PROBLEM STATEMENT.
Please count how many lines of the records below contain the word "persecutor", and reply with only that number.

MATERIALS PROVIDED.
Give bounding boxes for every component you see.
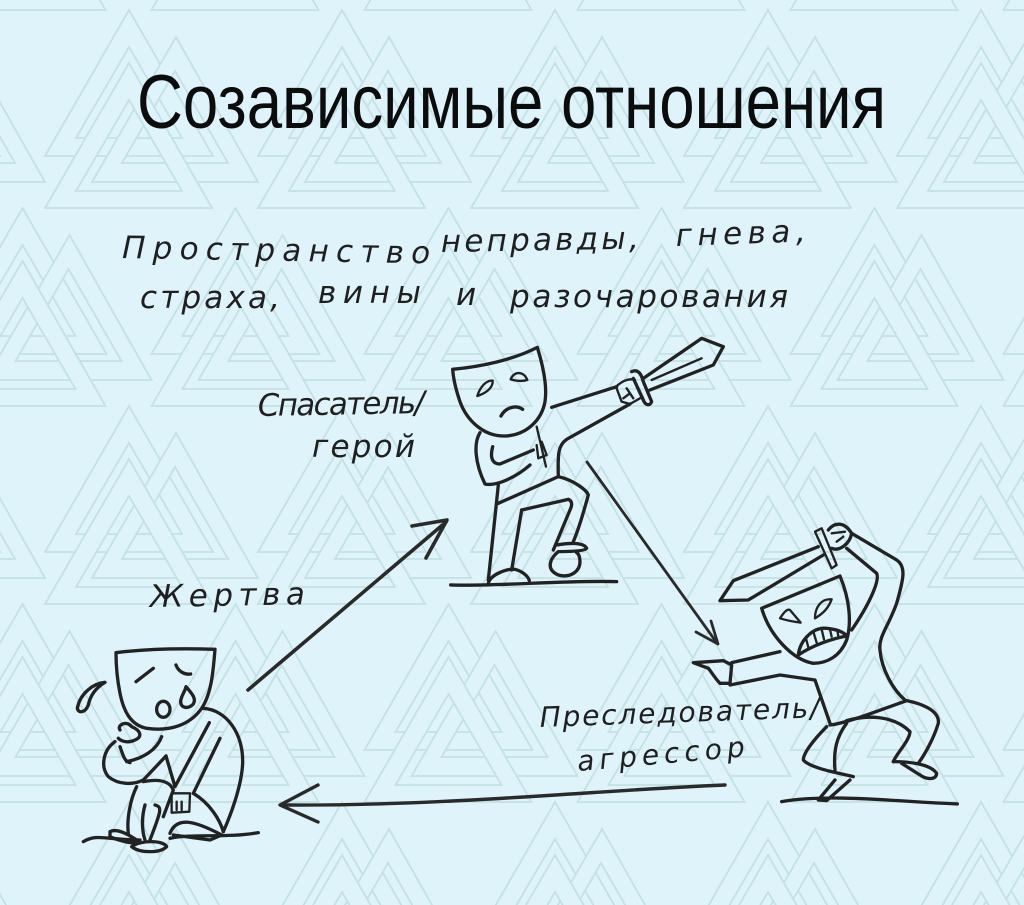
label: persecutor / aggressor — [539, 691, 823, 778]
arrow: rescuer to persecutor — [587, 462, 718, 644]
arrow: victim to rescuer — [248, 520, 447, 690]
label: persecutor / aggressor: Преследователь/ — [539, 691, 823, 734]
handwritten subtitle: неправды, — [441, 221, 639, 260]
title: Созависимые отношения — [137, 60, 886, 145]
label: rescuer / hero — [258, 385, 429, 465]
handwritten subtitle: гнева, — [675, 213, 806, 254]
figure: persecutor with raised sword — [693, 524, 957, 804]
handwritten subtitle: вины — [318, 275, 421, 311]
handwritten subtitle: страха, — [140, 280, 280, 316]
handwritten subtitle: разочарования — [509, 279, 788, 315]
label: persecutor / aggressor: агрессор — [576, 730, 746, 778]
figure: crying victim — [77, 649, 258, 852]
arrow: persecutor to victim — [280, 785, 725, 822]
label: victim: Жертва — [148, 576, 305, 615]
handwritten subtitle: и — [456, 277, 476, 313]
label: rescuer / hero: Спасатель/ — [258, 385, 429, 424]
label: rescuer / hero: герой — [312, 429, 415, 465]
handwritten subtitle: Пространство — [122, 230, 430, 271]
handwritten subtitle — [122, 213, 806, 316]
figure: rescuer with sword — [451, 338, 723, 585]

FULL ANSWER.
6